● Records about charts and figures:
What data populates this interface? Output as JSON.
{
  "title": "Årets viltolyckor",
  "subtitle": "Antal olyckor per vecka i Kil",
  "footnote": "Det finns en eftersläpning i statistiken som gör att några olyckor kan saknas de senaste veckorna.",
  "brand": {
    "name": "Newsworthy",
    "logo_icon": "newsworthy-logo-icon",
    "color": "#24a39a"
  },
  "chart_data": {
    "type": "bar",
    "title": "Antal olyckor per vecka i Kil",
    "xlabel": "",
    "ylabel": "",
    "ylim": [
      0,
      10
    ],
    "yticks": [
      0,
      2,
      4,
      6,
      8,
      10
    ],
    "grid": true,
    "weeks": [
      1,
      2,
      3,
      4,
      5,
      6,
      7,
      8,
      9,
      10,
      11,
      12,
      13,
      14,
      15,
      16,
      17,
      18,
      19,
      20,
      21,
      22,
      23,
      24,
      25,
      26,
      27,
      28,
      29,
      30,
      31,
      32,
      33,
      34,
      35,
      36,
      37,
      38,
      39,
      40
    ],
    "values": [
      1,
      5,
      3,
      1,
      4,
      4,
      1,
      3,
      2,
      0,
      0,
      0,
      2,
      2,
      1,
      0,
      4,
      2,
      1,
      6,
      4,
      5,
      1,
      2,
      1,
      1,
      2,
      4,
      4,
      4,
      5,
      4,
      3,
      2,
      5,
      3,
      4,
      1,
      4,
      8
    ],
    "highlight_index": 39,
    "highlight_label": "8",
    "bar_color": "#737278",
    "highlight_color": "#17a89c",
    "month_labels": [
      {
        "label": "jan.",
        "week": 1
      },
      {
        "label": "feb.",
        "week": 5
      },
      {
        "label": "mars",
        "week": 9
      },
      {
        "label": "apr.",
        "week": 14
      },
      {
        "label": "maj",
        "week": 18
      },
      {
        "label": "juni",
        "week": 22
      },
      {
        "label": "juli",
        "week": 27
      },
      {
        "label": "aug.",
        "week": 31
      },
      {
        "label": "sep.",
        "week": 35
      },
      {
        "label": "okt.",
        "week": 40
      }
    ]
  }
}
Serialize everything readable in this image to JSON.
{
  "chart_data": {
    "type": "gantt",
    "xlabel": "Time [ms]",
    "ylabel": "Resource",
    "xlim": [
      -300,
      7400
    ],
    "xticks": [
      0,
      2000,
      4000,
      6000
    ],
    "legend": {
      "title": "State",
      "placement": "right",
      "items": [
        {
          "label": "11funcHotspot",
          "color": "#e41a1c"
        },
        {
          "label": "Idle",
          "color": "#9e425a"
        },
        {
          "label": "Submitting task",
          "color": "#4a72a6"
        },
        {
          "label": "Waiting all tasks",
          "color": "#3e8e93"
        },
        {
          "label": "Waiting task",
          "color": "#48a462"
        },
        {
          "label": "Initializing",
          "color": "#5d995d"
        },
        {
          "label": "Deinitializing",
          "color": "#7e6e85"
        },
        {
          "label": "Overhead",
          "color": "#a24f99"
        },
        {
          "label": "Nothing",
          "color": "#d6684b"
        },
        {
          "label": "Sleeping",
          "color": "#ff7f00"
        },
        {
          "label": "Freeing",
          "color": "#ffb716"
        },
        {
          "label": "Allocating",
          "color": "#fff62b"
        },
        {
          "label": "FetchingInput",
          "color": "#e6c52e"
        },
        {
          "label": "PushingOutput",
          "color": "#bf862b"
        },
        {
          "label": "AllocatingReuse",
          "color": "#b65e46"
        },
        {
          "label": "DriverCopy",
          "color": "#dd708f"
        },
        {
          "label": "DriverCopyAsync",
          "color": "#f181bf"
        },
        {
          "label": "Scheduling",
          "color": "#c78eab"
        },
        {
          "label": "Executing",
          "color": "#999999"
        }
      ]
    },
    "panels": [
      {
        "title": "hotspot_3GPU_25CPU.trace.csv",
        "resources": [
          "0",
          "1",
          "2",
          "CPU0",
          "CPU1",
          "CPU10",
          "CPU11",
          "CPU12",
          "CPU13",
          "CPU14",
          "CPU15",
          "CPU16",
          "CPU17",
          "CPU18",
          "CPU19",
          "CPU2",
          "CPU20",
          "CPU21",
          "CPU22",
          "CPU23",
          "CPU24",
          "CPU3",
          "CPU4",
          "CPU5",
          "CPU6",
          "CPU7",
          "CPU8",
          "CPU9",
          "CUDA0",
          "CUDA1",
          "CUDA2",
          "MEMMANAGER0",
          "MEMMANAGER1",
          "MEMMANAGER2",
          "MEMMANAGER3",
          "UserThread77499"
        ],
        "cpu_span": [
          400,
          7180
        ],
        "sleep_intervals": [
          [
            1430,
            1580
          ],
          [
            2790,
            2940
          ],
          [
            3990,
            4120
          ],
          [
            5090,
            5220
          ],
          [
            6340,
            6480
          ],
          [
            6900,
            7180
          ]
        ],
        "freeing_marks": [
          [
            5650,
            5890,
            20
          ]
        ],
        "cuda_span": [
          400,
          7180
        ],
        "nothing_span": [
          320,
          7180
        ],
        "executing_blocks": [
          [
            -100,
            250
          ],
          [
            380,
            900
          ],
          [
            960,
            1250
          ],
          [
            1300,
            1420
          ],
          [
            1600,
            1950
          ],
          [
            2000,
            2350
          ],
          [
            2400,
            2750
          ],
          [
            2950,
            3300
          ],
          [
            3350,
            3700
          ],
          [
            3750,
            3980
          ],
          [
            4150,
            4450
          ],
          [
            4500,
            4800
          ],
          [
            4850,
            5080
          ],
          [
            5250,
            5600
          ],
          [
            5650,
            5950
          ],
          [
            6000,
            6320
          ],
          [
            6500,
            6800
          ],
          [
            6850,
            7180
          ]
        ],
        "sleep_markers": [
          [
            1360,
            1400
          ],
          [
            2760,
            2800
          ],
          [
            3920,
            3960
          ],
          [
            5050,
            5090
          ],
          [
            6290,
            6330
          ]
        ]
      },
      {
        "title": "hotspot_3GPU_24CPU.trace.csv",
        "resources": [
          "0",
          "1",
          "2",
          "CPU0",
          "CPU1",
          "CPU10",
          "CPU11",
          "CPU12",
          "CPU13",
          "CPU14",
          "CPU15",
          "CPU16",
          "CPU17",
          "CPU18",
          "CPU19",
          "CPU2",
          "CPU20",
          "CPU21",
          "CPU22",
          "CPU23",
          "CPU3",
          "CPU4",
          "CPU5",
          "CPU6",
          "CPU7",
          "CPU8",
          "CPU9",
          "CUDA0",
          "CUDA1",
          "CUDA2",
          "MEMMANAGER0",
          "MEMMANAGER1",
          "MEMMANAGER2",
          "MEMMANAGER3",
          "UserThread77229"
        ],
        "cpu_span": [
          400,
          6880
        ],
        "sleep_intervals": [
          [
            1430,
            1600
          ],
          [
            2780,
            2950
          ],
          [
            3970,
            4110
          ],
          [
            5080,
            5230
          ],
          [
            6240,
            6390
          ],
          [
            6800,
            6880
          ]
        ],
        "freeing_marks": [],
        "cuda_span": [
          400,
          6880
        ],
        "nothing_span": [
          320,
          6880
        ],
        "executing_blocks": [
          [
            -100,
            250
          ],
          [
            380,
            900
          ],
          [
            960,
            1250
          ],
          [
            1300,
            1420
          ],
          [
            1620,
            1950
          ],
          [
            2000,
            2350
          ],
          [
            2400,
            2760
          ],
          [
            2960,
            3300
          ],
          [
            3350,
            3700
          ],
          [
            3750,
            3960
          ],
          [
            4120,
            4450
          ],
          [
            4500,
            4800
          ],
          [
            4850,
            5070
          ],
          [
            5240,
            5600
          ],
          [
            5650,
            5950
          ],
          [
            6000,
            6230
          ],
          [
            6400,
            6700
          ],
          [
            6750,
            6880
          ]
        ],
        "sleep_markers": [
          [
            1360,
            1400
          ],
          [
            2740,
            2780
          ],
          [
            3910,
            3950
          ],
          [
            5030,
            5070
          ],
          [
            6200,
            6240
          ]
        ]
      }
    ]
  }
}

● WRITTEN EXERCISE:
Locate the string "this" in the listing above and copy every line where it occurs.

● RIGHT ANSWER:
What data populates this interface? Output as JSON.
Serialize everything readable in this image to JSON.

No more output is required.